Problem requirements - Repeat the material in full. Keep every line exactly as it is.

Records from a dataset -
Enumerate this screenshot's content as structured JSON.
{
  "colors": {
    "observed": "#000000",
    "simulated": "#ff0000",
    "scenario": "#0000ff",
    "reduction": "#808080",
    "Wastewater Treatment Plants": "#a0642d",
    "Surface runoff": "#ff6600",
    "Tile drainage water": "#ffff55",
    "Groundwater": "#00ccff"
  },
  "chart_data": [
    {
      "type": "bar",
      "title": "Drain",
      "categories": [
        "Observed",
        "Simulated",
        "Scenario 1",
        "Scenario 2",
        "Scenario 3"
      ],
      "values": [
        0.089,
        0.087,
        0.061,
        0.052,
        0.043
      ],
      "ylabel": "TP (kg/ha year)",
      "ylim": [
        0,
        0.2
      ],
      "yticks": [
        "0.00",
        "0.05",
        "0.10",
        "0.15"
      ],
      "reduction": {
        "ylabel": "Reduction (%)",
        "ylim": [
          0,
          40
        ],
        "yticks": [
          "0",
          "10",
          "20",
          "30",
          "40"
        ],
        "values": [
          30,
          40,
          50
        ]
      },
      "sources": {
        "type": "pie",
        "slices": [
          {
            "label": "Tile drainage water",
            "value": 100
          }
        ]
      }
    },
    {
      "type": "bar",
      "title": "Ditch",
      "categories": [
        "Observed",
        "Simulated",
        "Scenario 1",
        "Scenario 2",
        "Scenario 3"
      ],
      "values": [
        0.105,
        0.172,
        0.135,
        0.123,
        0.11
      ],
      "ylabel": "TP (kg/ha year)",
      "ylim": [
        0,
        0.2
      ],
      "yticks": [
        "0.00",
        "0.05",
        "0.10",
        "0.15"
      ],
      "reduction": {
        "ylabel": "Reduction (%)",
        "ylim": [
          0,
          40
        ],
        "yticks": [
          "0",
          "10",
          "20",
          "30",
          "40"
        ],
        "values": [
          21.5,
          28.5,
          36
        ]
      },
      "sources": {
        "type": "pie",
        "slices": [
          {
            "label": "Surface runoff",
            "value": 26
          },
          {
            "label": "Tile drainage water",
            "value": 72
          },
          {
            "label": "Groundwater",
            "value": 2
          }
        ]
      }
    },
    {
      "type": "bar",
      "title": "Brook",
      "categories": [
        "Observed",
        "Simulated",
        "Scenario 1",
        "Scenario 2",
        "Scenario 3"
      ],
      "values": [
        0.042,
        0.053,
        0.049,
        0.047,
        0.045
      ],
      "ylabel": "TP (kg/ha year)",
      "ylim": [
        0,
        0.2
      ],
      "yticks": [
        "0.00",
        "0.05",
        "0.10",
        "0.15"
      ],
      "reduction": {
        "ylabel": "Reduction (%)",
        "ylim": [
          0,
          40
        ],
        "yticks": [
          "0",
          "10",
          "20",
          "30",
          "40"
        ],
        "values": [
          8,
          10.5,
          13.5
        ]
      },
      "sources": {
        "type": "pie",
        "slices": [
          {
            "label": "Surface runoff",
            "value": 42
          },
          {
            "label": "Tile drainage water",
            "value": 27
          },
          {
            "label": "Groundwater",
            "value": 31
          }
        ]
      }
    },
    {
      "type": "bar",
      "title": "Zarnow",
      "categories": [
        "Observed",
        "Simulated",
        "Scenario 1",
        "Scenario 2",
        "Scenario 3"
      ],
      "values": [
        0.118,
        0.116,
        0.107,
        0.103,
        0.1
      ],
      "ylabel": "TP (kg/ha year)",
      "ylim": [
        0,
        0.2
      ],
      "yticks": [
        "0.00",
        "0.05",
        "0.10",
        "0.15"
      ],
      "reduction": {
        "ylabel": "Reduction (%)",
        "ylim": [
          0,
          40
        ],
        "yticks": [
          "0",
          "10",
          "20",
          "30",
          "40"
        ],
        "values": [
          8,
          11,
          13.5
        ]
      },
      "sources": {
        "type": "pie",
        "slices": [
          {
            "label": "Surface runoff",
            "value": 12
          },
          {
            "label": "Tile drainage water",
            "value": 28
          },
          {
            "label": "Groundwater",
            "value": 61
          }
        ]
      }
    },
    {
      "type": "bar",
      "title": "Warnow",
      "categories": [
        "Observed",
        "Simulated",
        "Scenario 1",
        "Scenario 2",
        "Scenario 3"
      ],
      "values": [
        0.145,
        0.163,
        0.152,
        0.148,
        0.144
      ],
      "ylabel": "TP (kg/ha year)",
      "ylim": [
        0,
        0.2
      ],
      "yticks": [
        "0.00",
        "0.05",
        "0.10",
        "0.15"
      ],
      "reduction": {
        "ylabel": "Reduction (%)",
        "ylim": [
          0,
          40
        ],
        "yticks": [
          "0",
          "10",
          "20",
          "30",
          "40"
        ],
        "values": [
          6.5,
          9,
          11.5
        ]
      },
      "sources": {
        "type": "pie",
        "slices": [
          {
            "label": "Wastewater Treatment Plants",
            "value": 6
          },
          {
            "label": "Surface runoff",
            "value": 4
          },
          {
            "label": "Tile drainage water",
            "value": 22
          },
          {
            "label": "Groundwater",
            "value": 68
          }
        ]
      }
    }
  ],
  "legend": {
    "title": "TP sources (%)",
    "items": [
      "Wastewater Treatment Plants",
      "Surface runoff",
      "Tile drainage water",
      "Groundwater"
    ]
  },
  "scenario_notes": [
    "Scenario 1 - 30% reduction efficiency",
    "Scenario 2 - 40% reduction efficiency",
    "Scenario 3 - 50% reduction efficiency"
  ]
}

Complete response -
Enumerate this screenshot's content as structured JSON.
{
  "colors": {
    "observed": "#000000",
    "simulated": "#ff0000",
    "scenario": "#0000ff",
    "reduction": "#808080",
    "Wastewater Treatment Plants": "#a0642d",
    "Surface runoff": "#ff6600",
    "Tile drainage water": "#ffff55",
    "Groundwater": "#00ccff"
  },
  "chart_data": [
    {
      "type": "bar",
      "title": "Drain",
      "categories": [
        "Observed",
        "Simulated",
        "Scenario 1",
        "Scenario 2",
        "Scenario 3"
      ],
      "values": [
        0.089,
        0.087,
        0.061,
        0.052,
        0.043
      ],
      "ylabel": "TP (kg/ha year)",
      "ylim": [
        0,
        0.2
      ],
      "yticks": [
        "0.00",
        "0.05",
        "0.10",
        "0.15"
      ],
      "reduction": {
        "ylabel": "Reduction (%)",
        "ylim": [
          0,
          40
        ],
        "yticks": [
          "0",
          "10",
          "20",
          "30",
          "40"
        ],
        "values": [
          30,
          40,
          50
        ]
      },
      "sources": {
        "type": "pie",
        "slices": [
          {
            "label": "Tile drainage water",
            "value": 100
          }
        ]
      }
    },
    {
      "type": "bar",
      "title": "Ditch",
      "categories": [
        "Observed",
        "Simulated",
        "Scenario 1",
        "Scenario 2",
        "Scenario 3"
      ],
      "values": [
        0.105,
        0.172,
        0.135,
        0.123,
        0.11
      ],
      "ylabel": "TP (kg/ha year)",
      "ylim": [
        0,
        0.2
      ],
      "yticks": [
        "0.00",
        "0.05",
        "0.10",
        "0.15"
      ],
      "reduction": {
        "ylabel": "Reduction (%)",
        "ylim": [
          0,
          40
        ],
        "yticks": [
          "0",
          "10",
          "20",
          "30",
          "40"
        ],
        "values": [
          21.5,
          28.5,
          36
        ]
      },
      "sources": {
        "type": "pie",
        "slices": [
          {
            "label": "Surface runoff",
            "value": 26
          },
          {
            "label": "Tile drainage water",
            "value": 72
          },
          {
            "label": "Groundwater",
            "value": 2
          }
        ]
      }
    },
    {
      "type": "bar",
      "title": "Brook",
      "categories": [
        "Observed",
        "Simulated",
        "Scenario 1",
        "Scenario 2",
        "Scenario 3"
      ],
      "values": [
        0.042,
        0.053,
        0.049,
        0.047,
        0.045
      ],
      "ylabel": "TP (kg/ha year)",
      "ylim": [
        0,
        0.2
      ],
      "yticks": [
        "0.00",
        "0.05",
        "0.10",
        "0.15"
      ],
      "reduction": {
        "ylabel": "Reduction (%)",
        "ylim": [
          0,
          40
        ],
        "yticks": [
          "0",
          "10",
          "20",
          "30",
          "40"
        ],
        "values": [
          8,
          10.5,
          13.5
        ]
      },
      "sources": {
        "type": "pie",
        "slices": [
          {
            "label": "Surface runoff",
            "value": 42
          },
          {
            "label": "Tile drainage water",
            "value": 27
          },
          {
            "label": "Groundwater",
            "value": 31
          }
        ]
      }
    },
    {
      "type": "bar",
      "title": "Zarnow",
      "categories": [
        "Observed",
        "Simulated",
        "Scenario 1",
        "Scenario 2",
        "Scenario 3"
      ],
      "values": [
        0.118,
        0.116,
        0.107,
        0.103,
        0.1
      ],
      "ylabel": "TP (kg/ha year)",
      "ylim": [
        0,
        0.2
      ],
      "yticks": [
        "0.00",
        "0.05",
        "0.10",
        "0.15"
      ],
      "reduction": {
        "ylabel": "Reduction (%)",
        "ylim": [
          0,
          40
        ],
        "yticks": [
          "0",
          "10",
          "20",
          "30",
          "40"
        ],
        "values": [
          8,
          11,
          13.5
        ]
      },
      "sources": {
        "type": "pie",
        "slices": [
          {
            "label": "Surface runoff",
            "value": 12
          },
          {
            "label": "Tile drainage water",
            "value": 28
          },
          {
            "label": "Groundwater",
            "value": 61
          }
        ]
      }
    },
    {
      "type": "bar",
      "title": "Warnow",
      "categories": [
        "Observed",
        "Simulated",
        "Scenario 1",
        "Scenario 2",
        "Scenario 3"
      ],
      "values": [
        0.145,
        0.163,
        0.152,
        0.148,
        0.144
      ],
      "ylabel": "TP (kg/ha year)",
      "ylim": [
        0,
        0.2
      ],
      "yticks": [
        "0.00",
        "0.05",
        "0.10",
        "0.15"
      ],
      "reduction": {
        "ylabel": "Reduction (%)",
        "ylim": [
          0,
          40
        ],
        "yticks": [
          "0",
          "10",
          "20",
          "30",
          "40"
        ],
        "values": [
          6.5,
          9,
          11.5
        ]
      },
      "sources": {
        "type": "pie",
        "slices": [
          {
            "label": "Wastewater Treatment Plants",
            "value": 6
          },
          {
            "label": "Surface runoff",
            "value": 4
          },
          {
            "label": "Tile drainage water",
            "value": 22
          },
          {
            "label": "Groundwater",
            "value": 68
          }
        ]
      }
    }
  ],
  "legend": {
    "title": "TP sources (%)",
    "items": [
      "Wastewater Treatment Plants",
      "Surface runoff",
      "Tile drainage water",
      "Groundwater"
    ]
  },
  "scenario_notes": [
    "Scenario 1 - 30% reduction efficiency",
    "Scenario 2 - 40% reduction efficiency",
    "Scenario 3 - 50% reduction efficiency"
  ]
}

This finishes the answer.